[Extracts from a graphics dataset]
--- START ---

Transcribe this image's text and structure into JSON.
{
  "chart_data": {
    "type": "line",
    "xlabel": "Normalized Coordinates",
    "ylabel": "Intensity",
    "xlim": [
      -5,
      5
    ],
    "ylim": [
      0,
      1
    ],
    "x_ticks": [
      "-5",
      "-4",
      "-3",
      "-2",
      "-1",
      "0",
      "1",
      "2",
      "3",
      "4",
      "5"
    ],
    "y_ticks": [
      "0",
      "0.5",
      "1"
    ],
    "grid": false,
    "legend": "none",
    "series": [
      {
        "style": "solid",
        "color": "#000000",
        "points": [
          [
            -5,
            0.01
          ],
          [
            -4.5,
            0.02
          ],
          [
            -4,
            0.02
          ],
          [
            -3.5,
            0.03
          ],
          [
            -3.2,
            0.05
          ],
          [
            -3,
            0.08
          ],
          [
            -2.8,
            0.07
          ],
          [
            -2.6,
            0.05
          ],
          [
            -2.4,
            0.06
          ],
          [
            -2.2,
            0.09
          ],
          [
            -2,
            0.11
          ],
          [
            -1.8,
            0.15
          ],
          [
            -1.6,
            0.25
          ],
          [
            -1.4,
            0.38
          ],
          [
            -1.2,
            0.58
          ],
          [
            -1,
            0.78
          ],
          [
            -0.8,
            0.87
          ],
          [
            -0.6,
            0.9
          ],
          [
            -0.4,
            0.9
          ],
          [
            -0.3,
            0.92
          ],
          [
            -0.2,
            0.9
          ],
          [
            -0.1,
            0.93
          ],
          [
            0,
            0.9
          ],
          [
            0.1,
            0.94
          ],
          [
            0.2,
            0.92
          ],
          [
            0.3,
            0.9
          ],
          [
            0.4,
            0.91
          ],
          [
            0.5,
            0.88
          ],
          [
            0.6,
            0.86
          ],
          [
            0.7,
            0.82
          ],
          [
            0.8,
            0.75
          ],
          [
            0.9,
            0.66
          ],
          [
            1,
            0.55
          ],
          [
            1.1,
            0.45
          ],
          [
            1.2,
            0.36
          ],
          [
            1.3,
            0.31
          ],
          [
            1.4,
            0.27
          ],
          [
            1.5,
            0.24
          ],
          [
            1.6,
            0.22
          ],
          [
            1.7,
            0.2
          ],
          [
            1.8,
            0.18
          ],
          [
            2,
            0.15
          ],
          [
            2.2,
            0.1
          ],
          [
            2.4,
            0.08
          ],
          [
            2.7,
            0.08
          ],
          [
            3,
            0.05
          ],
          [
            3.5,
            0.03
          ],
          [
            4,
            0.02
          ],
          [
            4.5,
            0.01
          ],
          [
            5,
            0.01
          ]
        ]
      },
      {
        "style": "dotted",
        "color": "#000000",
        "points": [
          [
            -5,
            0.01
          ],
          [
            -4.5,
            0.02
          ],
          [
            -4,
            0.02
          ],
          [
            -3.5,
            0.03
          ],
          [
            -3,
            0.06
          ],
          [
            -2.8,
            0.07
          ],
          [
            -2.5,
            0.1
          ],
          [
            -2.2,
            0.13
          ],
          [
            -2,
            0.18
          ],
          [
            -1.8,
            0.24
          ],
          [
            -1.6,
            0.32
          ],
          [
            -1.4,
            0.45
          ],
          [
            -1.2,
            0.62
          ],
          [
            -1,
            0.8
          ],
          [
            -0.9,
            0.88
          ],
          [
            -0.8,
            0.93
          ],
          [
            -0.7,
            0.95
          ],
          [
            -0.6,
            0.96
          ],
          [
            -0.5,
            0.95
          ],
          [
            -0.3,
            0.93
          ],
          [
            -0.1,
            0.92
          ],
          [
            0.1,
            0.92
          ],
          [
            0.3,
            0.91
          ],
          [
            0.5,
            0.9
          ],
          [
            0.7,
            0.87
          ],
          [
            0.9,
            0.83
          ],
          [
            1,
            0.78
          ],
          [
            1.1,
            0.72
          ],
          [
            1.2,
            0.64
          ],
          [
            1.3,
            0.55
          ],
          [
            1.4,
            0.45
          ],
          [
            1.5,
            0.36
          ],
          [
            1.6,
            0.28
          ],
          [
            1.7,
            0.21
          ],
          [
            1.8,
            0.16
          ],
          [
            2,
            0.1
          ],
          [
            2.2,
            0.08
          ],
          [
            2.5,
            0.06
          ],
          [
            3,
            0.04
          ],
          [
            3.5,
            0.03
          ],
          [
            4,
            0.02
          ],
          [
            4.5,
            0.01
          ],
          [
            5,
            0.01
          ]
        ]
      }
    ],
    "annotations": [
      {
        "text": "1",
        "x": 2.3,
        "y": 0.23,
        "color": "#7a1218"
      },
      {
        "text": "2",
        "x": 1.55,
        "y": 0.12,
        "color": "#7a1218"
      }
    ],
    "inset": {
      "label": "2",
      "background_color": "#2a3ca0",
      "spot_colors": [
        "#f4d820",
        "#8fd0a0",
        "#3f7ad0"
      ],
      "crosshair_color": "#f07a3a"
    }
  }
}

--- END ---

EXERCISE REQUIREMENTS
Write out all the entries exactly.

SOLUTION TO THE PROBLEM
Transcribe this image's text and structure into JSON.
{
  "chart_data": {
    "type": "line",
    "xlabel": "Normalized Coordinates",
    "ylabel": "Intensity",
    "xlim": [
      -5,
      5
    ],
    "ylim": [
      0,
      1
    ],
    "x_ticks": [
      "-5",
      "-4",
      "-3",
      "-2",
      "-1",
      "0",
      "1",
      "2",
      "3",
      "4",
      "5"
    ],
    "y_ticks": [
      "0",
      "0.5",
      "1"
    ],
    "grid": false,
    "legend": "none",
    "series": [
      {
        "style": "solid",
        "color": "#000000",
        "points": [
          [
            -5,
            0.01
          ],
          [
            -4.5,
            0.02
          ],
          [
            -4,
            0.02
          ],
          [
            -3.5,
            0.03
          ],
          [
            -3.2,
            0.05
          ],
          [
            -3,
            0.08
          ],
          [
            -2.8,
            0.07
          ],
          [
            -2.6,
            0.05
          ],
          [
            -2.4,
            0.06
          ],
          [
            -2.2,
            0.09
          ],
          [
            -2,
            0.11
          ],
          [
            -1.8,
            0.15
          ],
          [
            -1.6,
            0.25
          ],
          [
            -1.4,
            0.38
          ],
          [
            -1.2,
            0.58
          ],
          [
            -1,
            0.78
          ],
          [
            -0.8,
            0.87
          ],
          [
            -0.6,
            0.9
          ],
          [
            -0.4,
            0.9
          ],
          [
            -0.3,
            0.92
          ],
          [
            -0.2,
            0.9
          ],
          [
            -0.1,
            0.93
          ],
          [
            0,
            0.9
          ],
          [
            0.1,
            0.94
          ],
          [
            0.2,
            0.92
          ],
          [
            0.3,
            0.9
          ],
          [
            0.4,
            0.91
          ],
          [
            0.5,
            0.88
          ],
          [
            0.6,
            0.86
          ],
          [
            0.7,
            0.82
          ],
          [
            0.8,
            0.75
          ],
          [
            0.9,
            0.66
          ],
          [
            1,
            0.55
          ],
          [
            1.1,
            0.45
          ],
          [
            1.2,
            0.36
          ],
          [
            1.3,
            0.31
          ],
          [
            1.4,
            0.27
          ],
          [
            1.5,
            0.24
          ],
          [
            1.6,
            0.22
          ],
          [
            1.7,
            0.2
          ],
          [
            1.8,
            0.18
          ],
          [
            2,
            0.15
          ],
          [
            2.2,
            0.1
          ],
          [
            2.4,
            0.08
          ],
          [
            2.7,
            0.08
          ],
          [
            3,
            0.05
          ],
          [
            3.5,
            0.03
          ],
          [
            4,
            0.02
          ],
          [
            4.5,
            0.01
          ],
          [
            5,
            0.01
          ]
        ]
      },
      {
        "style": "dotted",
        "color": "#000000",
        "points": [
          [
            -5,
            0.01
          ],
          [
            -4.5,
            0.02
          ],
          [
            -4,
            0.02
          ],
          [
            -3.5,
            0.03
          ],
          [
            -3,
            0.06
          ],
          [
            -2.8,
            0.07
          ],
          [
            -2.5,
            0.1
          ],
          [
            -2.2,
            0.13
          ],
          [
            -2,
            0.18
          ],
          [
            -1.8,
            0.24
          ],
          [
            -1.6,
            0.32
          ],
          [
            -1.4,
            0.45
          ],
          [
            -1.2,
            0.62
          ],
          [
            -1,
            0.8
          ],
          [
            -0.9,
            0.88
          ],
          [
            -0.8,
            0.93
          ],
          [
            -0.7,
            0.95
          ],
          [
            -0.6,
            0.96
          ],
          [
            -0.5,
            0.95
          ],
          [
            -0.3,
            0.93
          ],
          [
            -0.1,
            0.92
          ],
          [
            0.1,
            0.92
          ],
          [
            0.3,
            0.91
          ],
          [
            0.5,
            0.9
          ],
          [
            0.7,
            0.87
          ],
          [
            0.9,
            0.83
          ],
          [
            1,
            0.78
          ],
          [
            1.1,
            0.72
          ],
          [
            1.2,
            0.64
          ],
          [
            1.3,
            0.55
          ],
          [
            1.4,
            0.45
          ],
          [
            1.5,
            0.36
          ],
          [
            1.6,
            0.28
          ],
          [
            1.7,
            0.21
          ],
          [
            1.8,
            0.16
          ],
          [
            2,
            0.1
          ],
          [
            2.2,
            0.08
          ],
          [
            2.5,
            0.06
          ],
          [
            3,
            0.04
          ],
          [
            3.5,
            0.03
          ],
          [
            4,
            0.02
          ],
          [
            4.5,
            0.01
          ],
          [
            5,
            0.01
          ]
        ]
      }
    ],
    "annotations": [
      {
        "text": "1",
        "x": 2.3,
        "y": 0.23,
        "color": "#7a1218"
      },
      {
        "text": "2",
        "x": 1.55,
        "y": 0.12,
        "color": "#7a1218"
      }
    ],
    "inset": {
      "label": "2",
      "background_color": "#2a3ca0",
      "spot_colors": [
        "#f4d820",
        "#8fd0a0",
        "#3f7ad0"
      ],
      "crosshair_color": "#f07a3a"
    }
  }
}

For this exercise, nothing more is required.